Written problem:
Check each line of the material below for "заводы", then copy the ones that contain it.

====== Data section

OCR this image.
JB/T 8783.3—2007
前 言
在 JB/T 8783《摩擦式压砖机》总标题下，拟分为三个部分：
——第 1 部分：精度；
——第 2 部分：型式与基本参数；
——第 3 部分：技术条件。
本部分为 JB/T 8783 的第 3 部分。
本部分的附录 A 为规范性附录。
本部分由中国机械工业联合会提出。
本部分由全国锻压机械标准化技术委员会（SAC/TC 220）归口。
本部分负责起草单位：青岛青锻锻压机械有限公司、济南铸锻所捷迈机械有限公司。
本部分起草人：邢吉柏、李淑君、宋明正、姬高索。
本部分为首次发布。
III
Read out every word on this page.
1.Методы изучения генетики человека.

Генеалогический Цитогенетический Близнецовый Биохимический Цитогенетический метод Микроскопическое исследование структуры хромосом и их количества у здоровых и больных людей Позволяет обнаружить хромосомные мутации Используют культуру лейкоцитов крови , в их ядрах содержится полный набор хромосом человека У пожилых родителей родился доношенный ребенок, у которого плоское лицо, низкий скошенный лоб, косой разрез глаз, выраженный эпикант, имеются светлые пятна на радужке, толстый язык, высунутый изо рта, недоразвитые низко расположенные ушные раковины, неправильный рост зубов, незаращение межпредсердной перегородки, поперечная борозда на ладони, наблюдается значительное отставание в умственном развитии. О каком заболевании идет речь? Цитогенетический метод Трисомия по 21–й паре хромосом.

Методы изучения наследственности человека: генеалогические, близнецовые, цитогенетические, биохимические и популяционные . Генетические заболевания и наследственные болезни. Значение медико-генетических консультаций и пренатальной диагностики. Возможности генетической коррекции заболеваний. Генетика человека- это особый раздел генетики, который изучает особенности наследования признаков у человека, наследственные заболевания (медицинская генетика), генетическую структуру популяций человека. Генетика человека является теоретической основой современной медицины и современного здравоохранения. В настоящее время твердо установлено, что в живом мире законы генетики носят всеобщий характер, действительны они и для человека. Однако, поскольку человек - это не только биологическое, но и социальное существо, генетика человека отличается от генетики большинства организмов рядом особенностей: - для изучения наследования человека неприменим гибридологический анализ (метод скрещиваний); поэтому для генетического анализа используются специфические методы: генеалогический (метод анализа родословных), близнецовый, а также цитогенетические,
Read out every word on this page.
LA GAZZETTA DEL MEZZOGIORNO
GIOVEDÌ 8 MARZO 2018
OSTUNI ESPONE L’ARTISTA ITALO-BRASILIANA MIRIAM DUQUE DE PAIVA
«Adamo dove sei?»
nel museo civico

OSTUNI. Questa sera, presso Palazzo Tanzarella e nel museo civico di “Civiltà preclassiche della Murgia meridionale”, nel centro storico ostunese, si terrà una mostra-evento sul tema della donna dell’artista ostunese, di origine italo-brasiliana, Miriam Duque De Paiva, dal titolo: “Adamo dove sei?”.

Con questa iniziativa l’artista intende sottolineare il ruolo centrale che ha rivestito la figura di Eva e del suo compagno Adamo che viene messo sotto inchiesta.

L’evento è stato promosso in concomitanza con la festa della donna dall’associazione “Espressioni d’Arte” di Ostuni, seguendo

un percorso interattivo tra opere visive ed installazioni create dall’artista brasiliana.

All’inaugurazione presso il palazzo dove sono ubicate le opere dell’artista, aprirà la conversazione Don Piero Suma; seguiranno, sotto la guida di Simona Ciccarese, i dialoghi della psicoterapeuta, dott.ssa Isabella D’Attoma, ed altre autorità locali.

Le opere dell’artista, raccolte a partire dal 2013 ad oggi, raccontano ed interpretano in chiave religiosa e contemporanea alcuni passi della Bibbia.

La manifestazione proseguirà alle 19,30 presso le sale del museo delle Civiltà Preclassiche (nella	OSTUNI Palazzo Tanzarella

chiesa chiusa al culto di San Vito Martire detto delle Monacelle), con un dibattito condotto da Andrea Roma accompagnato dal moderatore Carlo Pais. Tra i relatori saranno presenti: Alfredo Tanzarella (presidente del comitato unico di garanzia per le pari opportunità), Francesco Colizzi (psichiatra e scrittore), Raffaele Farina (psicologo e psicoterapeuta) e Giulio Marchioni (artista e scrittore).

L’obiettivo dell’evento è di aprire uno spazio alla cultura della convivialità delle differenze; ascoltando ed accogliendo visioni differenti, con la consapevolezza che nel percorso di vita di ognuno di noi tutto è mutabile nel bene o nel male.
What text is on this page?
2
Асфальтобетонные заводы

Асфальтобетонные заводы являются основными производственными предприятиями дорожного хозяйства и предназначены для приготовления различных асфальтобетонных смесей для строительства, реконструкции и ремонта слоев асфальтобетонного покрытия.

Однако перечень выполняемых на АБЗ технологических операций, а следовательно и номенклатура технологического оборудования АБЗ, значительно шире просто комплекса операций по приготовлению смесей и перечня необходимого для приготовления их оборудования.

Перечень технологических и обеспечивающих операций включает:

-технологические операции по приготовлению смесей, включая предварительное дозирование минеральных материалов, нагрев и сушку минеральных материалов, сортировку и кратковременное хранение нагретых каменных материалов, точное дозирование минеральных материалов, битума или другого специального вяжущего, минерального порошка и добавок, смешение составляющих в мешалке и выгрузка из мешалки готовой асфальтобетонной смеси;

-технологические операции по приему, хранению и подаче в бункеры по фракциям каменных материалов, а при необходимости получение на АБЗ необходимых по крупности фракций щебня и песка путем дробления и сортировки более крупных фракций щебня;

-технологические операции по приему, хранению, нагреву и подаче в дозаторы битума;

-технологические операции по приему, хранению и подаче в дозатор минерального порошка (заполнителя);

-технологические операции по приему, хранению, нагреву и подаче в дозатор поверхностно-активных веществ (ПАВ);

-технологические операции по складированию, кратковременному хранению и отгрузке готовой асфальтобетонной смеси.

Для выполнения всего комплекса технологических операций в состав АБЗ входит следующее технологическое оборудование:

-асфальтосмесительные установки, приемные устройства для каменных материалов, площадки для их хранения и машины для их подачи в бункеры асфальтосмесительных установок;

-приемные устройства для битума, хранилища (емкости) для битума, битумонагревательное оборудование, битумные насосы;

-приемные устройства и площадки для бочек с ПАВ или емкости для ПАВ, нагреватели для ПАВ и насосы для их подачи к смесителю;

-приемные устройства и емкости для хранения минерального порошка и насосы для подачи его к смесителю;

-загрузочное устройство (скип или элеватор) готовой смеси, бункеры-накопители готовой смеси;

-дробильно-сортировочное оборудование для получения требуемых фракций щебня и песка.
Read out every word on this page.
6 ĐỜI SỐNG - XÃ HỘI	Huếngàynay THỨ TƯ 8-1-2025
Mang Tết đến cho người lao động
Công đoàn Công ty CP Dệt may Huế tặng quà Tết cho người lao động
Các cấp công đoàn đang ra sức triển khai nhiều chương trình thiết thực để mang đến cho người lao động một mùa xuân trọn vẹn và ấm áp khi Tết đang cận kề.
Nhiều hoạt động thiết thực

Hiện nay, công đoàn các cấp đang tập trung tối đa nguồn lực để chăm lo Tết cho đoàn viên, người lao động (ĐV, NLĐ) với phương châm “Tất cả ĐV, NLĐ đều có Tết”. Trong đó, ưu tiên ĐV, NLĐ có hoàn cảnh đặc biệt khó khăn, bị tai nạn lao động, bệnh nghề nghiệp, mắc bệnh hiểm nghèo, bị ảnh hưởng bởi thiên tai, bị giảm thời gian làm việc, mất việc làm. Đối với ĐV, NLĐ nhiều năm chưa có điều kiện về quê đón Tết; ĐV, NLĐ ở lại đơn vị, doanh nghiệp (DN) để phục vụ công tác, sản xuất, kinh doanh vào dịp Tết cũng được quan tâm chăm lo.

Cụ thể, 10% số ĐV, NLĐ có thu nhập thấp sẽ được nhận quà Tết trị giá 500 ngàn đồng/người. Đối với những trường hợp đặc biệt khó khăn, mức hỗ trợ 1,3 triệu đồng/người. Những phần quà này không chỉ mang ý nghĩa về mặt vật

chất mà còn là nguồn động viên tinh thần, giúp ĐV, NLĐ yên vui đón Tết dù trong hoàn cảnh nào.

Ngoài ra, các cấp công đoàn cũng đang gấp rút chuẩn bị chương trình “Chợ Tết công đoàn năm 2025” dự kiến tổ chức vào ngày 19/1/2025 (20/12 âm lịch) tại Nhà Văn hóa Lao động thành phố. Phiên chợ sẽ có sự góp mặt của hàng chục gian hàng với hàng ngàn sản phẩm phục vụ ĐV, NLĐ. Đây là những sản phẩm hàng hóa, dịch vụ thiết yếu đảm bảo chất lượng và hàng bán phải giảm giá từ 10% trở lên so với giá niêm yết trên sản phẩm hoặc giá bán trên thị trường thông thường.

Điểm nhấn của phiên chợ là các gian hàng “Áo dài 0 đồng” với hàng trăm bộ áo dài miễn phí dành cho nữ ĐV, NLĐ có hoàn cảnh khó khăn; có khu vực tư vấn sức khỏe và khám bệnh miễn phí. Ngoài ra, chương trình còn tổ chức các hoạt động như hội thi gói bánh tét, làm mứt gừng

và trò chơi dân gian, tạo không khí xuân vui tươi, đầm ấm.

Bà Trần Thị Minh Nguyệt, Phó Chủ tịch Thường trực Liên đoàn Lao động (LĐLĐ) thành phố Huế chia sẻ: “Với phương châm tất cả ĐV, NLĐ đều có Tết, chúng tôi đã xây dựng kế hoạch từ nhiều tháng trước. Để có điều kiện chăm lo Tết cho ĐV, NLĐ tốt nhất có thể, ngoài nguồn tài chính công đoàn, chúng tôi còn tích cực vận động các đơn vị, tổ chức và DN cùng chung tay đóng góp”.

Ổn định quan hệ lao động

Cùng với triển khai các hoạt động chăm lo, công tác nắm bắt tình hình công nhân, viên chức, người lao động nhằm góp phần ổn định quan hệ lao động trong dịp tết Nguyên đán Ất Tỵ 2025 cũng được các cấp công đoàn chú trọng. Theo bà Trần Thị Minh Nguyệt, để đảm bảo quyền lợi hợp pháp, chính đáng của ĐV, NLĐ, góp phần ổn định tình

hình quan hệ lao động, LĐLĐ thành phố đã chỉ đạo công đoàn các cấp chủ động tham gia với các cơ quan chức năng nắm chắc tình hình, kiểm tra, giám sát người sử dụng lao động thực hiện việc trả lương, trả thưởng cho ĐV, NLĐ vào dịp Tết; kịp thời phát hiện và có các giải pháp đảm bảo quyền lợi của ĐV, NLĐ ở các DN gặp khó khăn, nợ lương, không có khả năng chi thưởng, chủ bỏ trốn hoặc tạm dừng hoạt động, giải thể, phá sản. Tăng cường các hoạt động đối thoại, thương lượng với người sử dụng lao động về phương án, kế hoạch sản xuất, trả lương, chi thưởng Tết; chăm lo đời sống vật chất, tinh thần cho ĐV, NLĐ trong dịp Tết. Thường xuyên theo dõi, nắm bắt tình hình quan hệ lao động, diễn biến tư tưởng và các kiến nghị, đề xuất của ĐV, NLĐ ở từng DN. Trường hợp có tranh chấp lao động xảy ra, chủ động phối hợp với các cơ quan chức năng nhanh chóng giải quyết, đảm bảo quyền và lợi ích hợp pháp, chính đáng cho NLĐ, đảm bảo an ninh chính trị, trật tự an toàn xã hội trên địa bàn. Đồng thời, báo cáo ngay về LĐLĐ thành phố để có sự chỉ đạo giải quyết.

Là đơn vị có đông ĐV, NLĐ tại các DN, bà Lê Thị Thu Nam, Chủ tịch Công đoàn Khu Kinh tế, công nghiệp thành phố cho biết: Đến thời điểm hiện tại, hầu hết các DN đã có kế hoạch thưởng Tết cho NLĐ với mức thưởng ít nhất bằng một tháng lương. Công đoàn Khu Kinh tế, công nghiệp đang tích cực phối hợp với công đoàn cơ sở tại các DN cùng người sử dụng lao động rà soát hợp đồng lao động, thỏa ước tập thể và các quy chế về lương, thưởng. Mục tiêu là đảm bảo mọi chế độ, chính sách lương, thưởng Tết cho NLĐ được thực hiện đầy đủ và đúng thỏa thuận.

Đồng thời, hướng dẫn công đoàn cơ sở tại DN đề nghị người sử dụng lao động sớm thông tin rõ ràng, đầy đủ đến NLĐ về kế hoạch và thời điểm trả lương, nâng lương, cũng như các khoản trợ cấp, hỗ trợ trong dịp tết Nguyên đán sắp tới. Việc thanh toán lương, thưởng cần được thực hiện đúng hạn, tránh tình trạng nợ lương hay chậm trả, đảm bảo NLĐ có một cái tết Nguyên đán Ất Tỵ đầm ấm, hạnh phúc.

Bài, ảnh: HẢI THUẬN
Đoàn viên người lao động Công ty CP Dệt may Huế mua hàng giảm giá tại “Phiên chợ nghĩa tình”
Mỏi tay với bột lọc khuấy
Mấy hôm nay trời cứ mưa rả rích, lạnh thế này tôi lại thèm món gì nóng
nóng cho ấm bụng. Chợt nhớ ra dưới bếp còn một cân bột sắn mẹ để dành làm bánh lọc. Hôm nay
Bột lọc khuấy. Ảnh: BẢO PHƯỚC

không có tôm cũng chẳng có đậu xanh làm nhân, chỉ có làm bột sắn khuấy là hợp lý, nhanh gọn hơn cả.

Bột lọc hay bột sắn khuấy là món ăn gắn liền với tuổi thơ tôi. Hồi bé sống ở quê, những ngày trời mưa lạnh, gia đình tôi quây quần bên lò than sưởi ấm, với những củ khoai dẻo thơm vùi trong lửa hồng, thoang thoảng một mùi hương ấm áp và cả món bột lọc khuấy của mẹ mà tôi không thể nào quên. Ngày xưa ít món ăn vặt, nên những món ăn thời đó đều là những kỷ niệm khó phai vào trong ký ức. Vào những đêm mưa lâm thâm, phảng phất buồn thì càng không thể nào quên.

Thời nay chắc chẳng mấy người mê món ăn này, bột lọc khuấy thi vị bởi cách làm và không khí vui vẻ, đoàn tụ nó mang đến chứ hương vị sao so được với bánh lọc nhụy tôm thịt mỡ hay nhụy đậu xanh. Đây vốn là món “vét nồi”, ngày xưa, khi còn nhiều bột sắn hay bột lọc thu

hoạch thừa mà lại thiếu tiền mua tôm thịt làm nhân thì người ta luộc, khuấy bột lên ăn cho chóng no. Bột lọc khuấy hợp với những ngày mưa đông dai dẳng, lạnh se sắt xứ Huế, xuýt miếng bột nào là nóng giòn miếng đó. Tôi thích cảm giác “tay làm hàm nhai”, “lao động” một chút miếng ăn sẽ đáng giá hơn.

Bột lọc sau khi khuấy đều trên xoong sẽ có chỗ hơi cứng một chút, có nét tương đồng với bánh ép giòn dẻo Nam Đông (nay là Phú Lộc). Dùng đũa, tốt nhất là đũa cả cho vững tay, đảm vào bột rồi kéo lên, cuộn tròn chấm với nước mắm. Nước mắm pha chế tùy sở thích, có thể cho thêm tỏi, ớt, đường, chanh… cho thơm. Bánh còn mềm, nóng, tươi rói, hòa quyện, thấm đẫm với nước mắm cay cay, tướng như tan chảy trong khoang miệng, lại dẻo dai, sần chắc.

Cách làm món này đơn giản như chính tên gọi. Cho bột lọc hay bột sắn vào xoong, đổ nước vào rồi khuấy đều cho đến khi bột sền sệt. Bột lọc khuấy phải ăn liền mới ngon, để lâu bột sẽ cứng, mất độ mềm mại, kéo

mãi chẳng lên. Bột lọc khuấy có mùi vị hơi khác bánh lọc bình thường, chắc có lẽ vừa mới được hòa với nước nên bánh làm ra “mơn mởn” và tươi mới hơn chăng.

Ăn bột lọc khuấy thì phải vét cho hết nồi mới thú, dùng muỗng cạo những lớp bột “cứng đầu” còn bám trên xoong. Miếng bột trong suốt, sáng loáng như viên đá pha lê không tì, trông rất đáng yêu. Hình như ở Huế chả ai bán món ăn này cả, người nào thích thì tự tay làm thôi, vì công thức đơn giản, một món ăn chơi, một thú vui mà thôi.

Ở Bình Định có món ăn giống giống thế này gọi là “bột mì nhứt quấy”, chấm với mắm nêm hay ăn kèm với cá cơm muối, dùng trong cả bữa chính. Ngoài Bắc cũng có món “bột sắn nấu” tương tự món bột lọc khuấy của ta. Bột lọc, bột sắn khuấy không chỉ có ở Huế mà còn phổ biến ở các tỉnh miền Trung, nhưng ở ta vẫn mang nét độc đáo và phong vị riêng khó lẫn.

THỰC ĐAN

============

Complete answer:
Асфальтобетонные заводы
Асфальтобетонные заводы являются основными производственными предприятиями дорожного хозяйства и предназначены для приготовления различных асфальтобетонных смесей для строительства, реконструкции и ремонта слоев асфальтобетонного покрытия.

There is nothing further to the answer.